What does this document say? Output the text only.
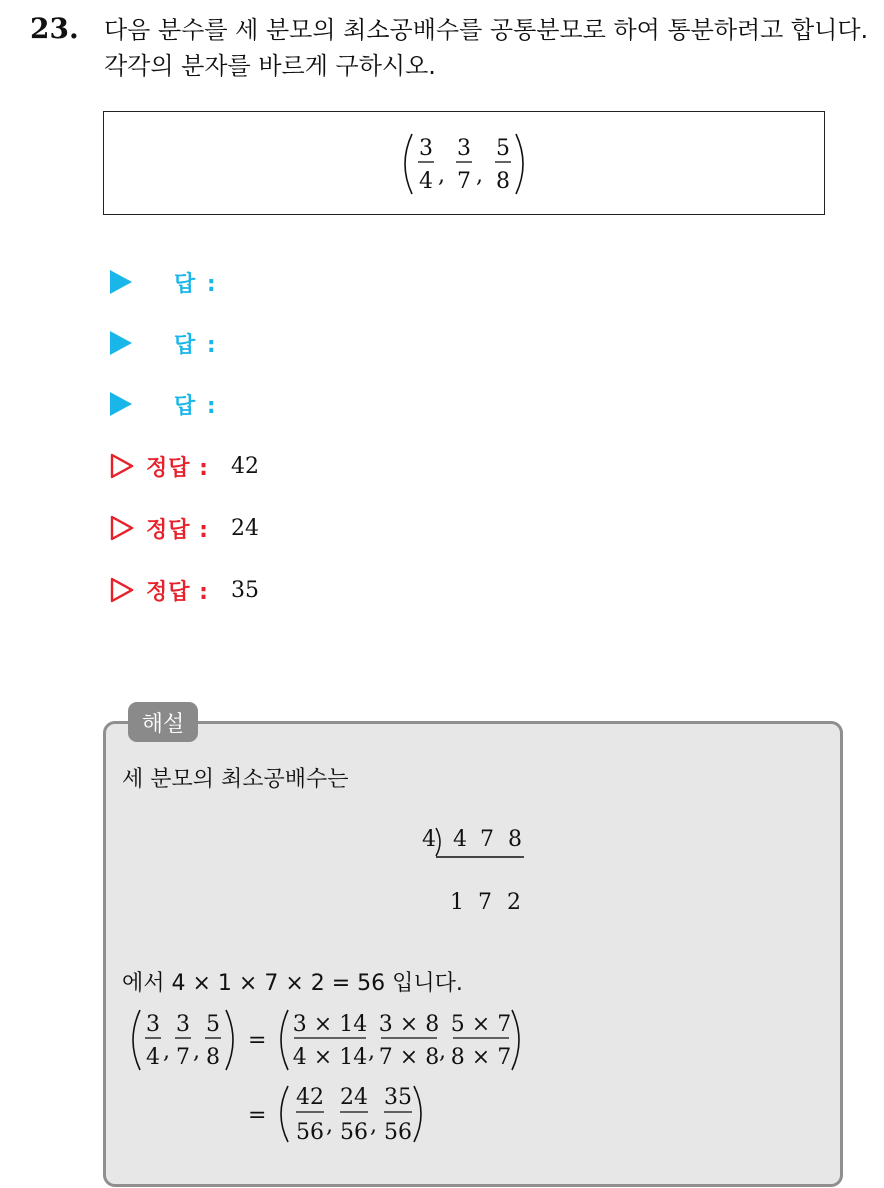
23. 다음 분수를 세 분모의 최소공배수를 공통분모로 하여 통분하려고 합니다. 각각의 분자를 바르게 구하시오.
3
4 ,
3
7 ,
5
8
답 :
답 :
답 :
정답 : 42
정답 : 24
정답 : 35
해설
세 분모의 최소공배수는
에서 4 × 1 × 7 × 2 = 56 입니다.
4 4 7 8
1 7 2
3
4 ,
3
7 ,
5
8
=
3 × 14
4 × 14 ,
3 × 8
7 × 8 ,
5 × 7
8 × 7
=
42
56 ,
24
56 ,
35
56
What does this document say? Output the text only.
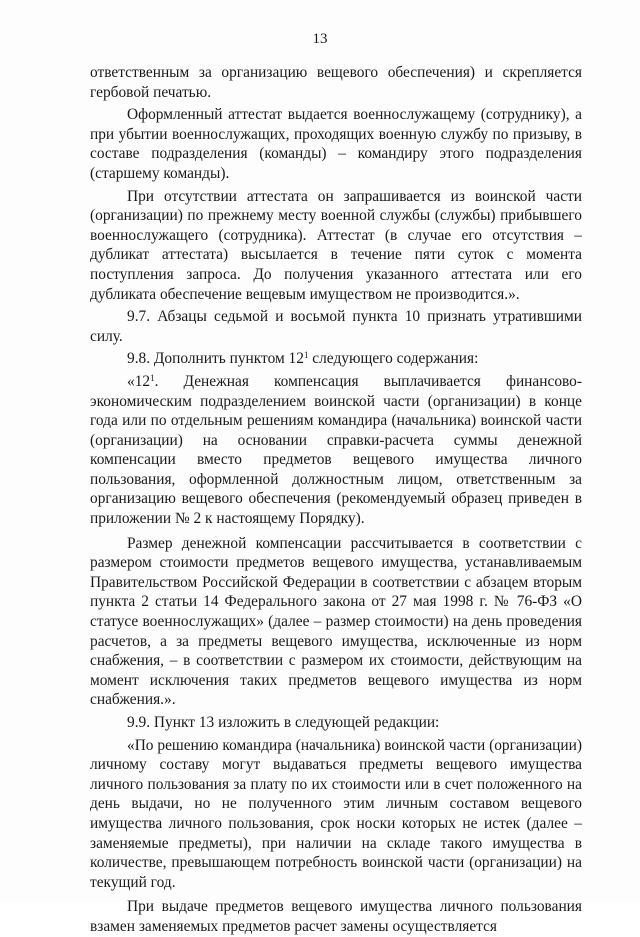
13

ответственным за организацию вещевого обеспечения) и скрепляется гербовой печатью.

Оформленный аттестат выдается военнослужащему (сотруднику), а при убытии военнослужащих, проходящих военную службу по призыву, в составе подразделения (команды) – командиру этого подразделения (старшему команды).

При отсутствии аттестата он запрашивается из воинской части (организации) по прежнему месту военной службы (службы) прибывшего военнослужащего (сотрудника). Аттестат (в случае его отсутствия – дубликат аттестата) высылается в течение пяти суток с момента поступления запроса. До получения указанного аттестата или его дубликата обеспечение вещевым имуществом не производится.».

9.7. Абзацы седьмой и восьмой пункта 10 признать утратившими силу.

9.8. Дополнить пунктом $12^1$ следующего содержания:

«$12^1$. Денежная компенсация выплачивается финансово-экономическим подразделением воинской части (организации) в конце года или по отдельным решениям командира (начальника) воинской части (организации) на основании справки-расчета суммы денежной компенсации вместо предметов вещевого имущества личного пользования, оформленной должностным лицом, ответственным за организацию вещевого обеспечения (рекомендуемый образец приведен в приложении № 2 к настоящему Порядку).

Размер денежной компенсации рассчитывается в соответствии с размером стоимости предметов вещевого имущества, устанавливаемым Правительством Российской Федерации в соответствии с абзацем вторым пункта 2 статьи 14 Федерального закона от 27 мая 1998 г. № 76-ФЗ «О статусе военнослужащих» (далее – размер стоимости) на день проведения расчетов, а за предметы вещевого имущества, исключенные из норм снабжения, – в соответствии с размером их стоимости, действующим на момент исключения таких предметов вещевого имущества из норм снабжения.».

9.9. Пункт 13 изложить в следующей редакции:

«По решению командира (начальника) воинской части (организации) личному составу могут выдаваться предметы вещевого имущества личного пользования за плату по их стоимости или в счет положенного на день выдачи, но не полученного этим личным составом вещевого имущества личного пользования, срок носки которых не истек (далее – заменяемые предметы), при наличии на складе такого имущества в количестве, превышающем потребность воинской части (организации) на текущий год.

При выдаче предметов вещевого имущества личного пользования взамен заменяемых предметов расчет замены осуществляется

...

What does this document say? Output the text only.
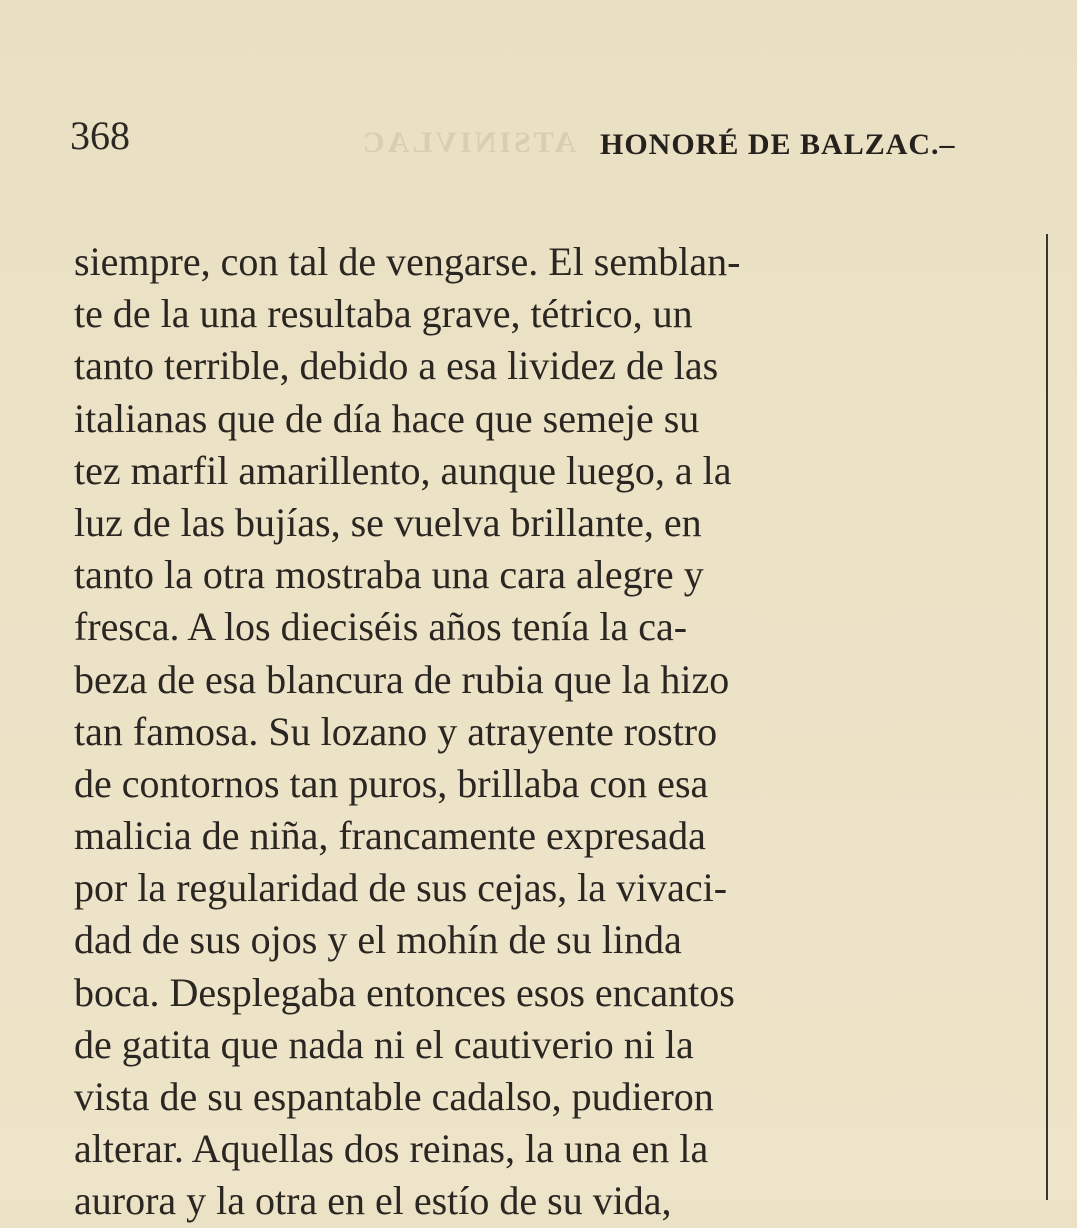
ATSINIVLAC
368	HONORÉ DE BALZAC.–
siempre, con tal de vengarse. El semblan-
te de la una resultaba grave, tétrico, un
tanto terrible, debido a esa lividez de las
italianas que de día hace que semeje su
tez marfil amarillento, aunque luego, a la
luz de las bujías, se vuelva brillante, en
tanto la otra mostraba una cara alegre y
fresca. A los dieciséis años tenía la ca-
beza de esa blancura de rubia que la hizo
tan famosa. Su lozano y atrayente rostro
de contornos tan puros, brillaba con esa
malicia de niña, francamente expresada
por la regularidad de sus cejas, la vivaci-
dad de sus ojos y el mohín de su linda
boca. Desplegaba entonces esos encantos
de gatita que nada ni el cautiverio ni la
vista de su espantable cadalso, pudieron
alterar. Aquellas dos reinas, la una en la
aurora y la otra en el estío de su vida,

(What you will do)
Check every line of the data above for the string "пункта", and copy those that have it.

(The reply)
9.7. Абзацы седьмой и восьмой пункта 10 признать утратившими силу.
Размер денежной компенсации рассчитывается в соответствии с размером стоимости предметов вещевого имущества, устанавливаемым Правительством Российской Федерации в соответствии с абзацем вторым пункта 2 статьи 14 Федерального закона от 27 мая 1998 г. № 76-ФЗ «О статусе военнослужащих» (далее – размер стоимости) на день проведения расчетов, а за предметы вещевого имущества, исключенные из норм снабжения, – в соответствии с размером их стоимости, действующим на момент исключения таких предметов вещевого имущества из норм снабжения.».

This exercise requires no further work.